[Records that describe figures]
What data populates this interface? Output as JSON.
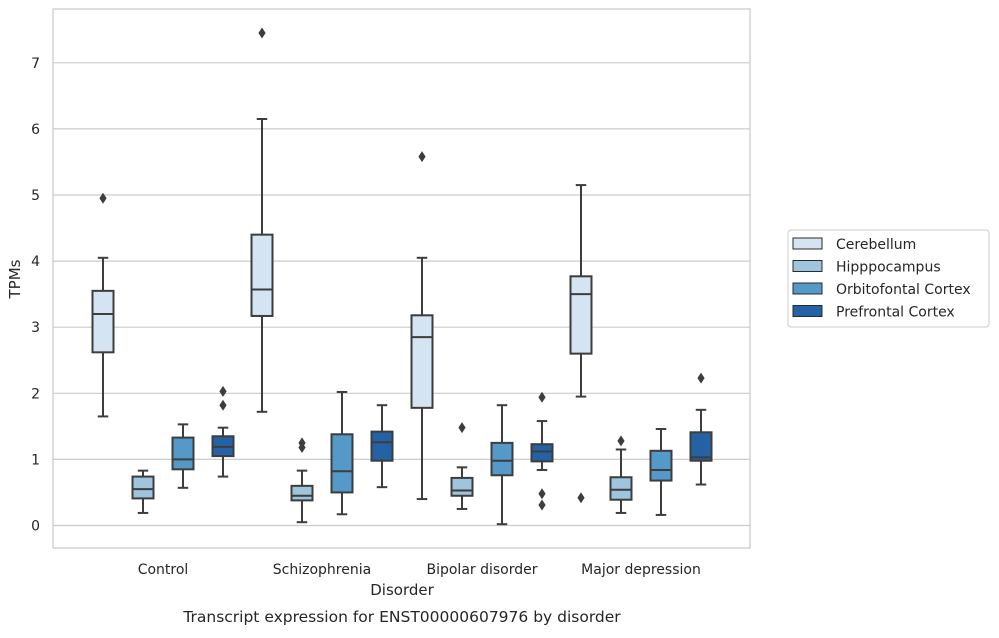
{
  "chart_data": {
    "type": "boxplot",
    "title": "Transcript expression for ENST00000607976 by disorder",
    "xlabel": "Disorder",
    "ylabel": "TPMs",
    "ylim": [
      -0.32,
      7.82
    ],
    "yticks": [
      0,
      1,
      2,
      3,
      4,
      5,
      6,
      7
    ],
    "grid": "horizontal",
    "legend_position": "right",
    "categories": [
      "Control",
      "Schizophrenia",
      "Bipolar disorder",
      "Major depression"
    ],
    "series": [
      {
        "name": "Cerebellum",
        "color": "#d4e4f3",
        "boxes": [
          {
            "whislo": 1.65,
            "q1": 2.62,
            "med": 3.2,
            "q3": 3.55,
            "whishi": 4.05,
            "fliers": [
              4.95
            ]
          },
          {
            "whislo": 1.72,
            "q1": 3.17,
            "med": 3.57,
            "q3": 4.4,
            "whishi": 6.15,
            "fliers": [
              7.45
            ]
          },
          {
            "whislo": 0.4,
            "q1": 1.78,
            "med": 2.85,
            "q3": 3.18,
            "whishi": 4.05,
            "fliers": [
              5.58
            ]
          },
          {
            "whislo": 1.95,
            "q1": 2.6,
            "med": 3.5,
            "q3": 3.77,
            "whishi": 5.15,
            "fliers": [
              0.42
            ]
          }
        ]
      },
      {
        "name": "Hipppocampus",
        "color": "#9ec4de",
        "boxes": [
          {
            "whislo": 0.19,
            "q1": 0.41,
            "med": 0.55,
            "q3": 0.74,
            "whishi": 0.83,
            "fliers": []
          },
          {
            "whislo": 0.05,
            "q1": 0.38,
            "med": 0.45,
            "q3": 0.6,
            "whishi": 0.83,
            "fliers": [
              1.18,
              1.25
            ]
          },
          {
            "whislo": 0.25,
            "q1": 0.45,
            "med": 0.53,
            "q3": 0.72,
            "whishi": 0.88,
            "fliers": [
              1.48
            ]
          },
          {
            "whislo": 0.19,
            "q1": 0.39,
            "med": 0.54,
            "q3": 0.73,
            "whishi": 1.15,
            "fliers": [
              1.28
            ]
          }
        ]
      },
      {
        "name": "Orbitofontal Cortex",
        "color": "#5499c8",
        "boxes": [
          {
            "whislo": 0.57,
            "q1": 0.85,
            "med": 1.0,
            "q3": 1.33,
            "whishi": 1.53,
            "fliers": []
          },
          {
            "whislo": 0.17,
            "q1": 0.5,
            "med": 0.82,
            "q3": 1.38,
            "whishi": 2.02,
            "fliers": []
          },
          {
            "whislo": 0.02,
            "q1": 0.76,
            "med": 0.98,
            "q3": 1.25,
            "whishi": 1.82,
            "fliers": []
          },
          {
            "whislo": 0.16,
            "q1": 0.68,
            "med": 0.84,
            "q3": 1.13,
            "whishi": 1.46,
            "fliers": []
          }
        ]
      },
      {
        "name": "Prefrontal Cortex",
        "color": "#2462a5",
        "boxes": [
          {
            "whislo": 0.74,
            "q1": 1.05,
            "med": 1.19,
            "q3": 1.35,
            "whishi": 1.48,
            "fliers": [
              1.82,
              2.03
            ]
          },
          {
            "whislo": 0.58,
            "q1": 0.98,
            "med": 1.26,
            "q3": 1.42,
            "whishi": 1.82,
            "fliers": []
          },
          {
            "whislo": 0.84,
            "q1": 0.97,
            "med": 1.12,
            "q3": 1.23,
            "whishi": 1.58,
            "fliers": [
              0.31,
              0.48,
              1.94
            ]
          },
          {
            "whislo": 0.62,
            "q1": 0.98,
            "med": 1.03,
            "q3": 1.41,
            "whishi": 1.75,
            "fliers": [
              2.23
            ]
          }
        ]
      }
    ]
  }
}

Your task:
Set down the material above as is, without any pictures.

Result of this task:
What data populates this interface? Output as JSON.
{
  "chart_data": {
    "type": "boxplot",
    "title": "Transcript expression for ENST00000607976 by disorder",
    "xlabel": "Disorder",
    "ylabel": "TPMs",
    "ylim": [
      -0.32,
      7.82
    ],
    "yticks": [
      0,
      1,
      2,
      3,
      4,
      5,
      6,
      7
    ],
    "grid": "horizontal",
    "legend_position": "right",
    "categories": [
      "Control",
      "Schizophrenia",
      "Bipolar disorder",
      "Major depression"
    ],
    "series": [
      {
        "name": "Cerebellum",
        "color": "#d4e4f3",
        "boxes": [
          {
            "whislo": 1.65,
            "q1": 2.62,
            "med": 3.2,
            "q3": 3.55,
            "whishi": 4.05,
            "fliers": [
              4.95
            ]
          },
          {
            "whislo": 1.72,
            "q1": 3.17,
            "med": 3.57,
            "q3": 4.4,
            "whishi": 6.15,
            "fliers": [
              7.45
            ]
          },
          {
            "whislo": 0.4,
            "q1": 1.78,
            "med": 2.85,
            "q3": 3.18,
            "whishi": 4.05,
            "fliers": [
              5.58
            ]
          },
          {
            "whislo": 1.95,
            "q1": 2.6,
            "med": 3.5,
            "q3": 3.77,
            "whishi": 5.15,
            "fliers": [
              0.42
            ]
          }
        ]
      },
      {
        "name": "Hipppocampus",
        "color": "#9ec4de",
        "boxes": [
          {
            "whislo": 0.19,
            "q1": 0.41,
            "med": 0.55,
            "q3": 0.74,
            "whishi": 0.83,
            "fliers": []
          },
          {
            "whislo": 0.05,
            "q1": 0.38,
            "med": 0.45,
            "q3": 0.6,
            "whishi": 0.83,
            "fliers": [
              1.18,
              1.25
            ]
          },
          {
            "whislo": 0.25,
            "q1": 0.45,
            "med": 0.53,
            "q3": 0.72,
            "whishi": 0.88,
            "fliers": [
              1.48
            ]
          },
          {
            "whislo": 0.19,
            "q1": 0.39,
            "med": 0.54,
            "q3": 0.73,
            "whishi": 1.15,
            "fliers": [
              1.28
            ]
          }
        ]
      },
      {
        "name": "Orbitofontal Cortex",
        "color": "#5499c8",
        "boxes": [
          {
            "whislo": 0.57,
            "q1": 0.85,
            "med": 1.0,
            "q3": 1.33,
            "whishi": 1.53,
            "fliers": []
          },
          {
            "whislo": 0.17,
            "q1": 0.5,
            "med": 0.82,
            "q3": 1.38,
            "whishi": 2.02,
            "fliers": []
          },
          {
            "whislo": 0.02,
            "q1": 0.76,
            "med": 0.98,
            "q3": 1.25,
            "whishi": 1.82,
            "fliers": []
          },
          {
            "whislo": 0.16,
            "q1": 0.68,
            "med": 0.84,
            "q3": 1.13,
            "whishi": 1.46,
            "fliers": []
          }
        ]
      },
      {
        "name": "Prefrontal Cortex",
        "color": "#2462a5",
        "boxes": [
          {
            "whislo": 0.74,
            "q1": 1.05,
            "med": 1.19,
            "q3": 1.35,
            "whishi": 1.48,
            "fliers": [
              1.82,
              2.03
            ]
          },
          {
            "whislo": 0.58,
            "q1": 0.98,
            "med": 1.26,
            "q3": 1.42,
            "whishi": 1.82,
            "fliers": []
          },
          {
            "whislo": 0.84,
            "q1": 0.97,
            "med": 1.12,
            "q3": 1.23,
            "whishi": 1.58,
            "fliers": [
              0.31,
              0.48,
              1.94
            ]
          },
          {
            "whislo": 0.62,
            "q1": 0.98,
            "med": 1.03,
            "q3": 1.41,
            "whishi": 1.75,
            "fliers": [
              2.23
            ]
          }
        ]
      }
    ]
  }
}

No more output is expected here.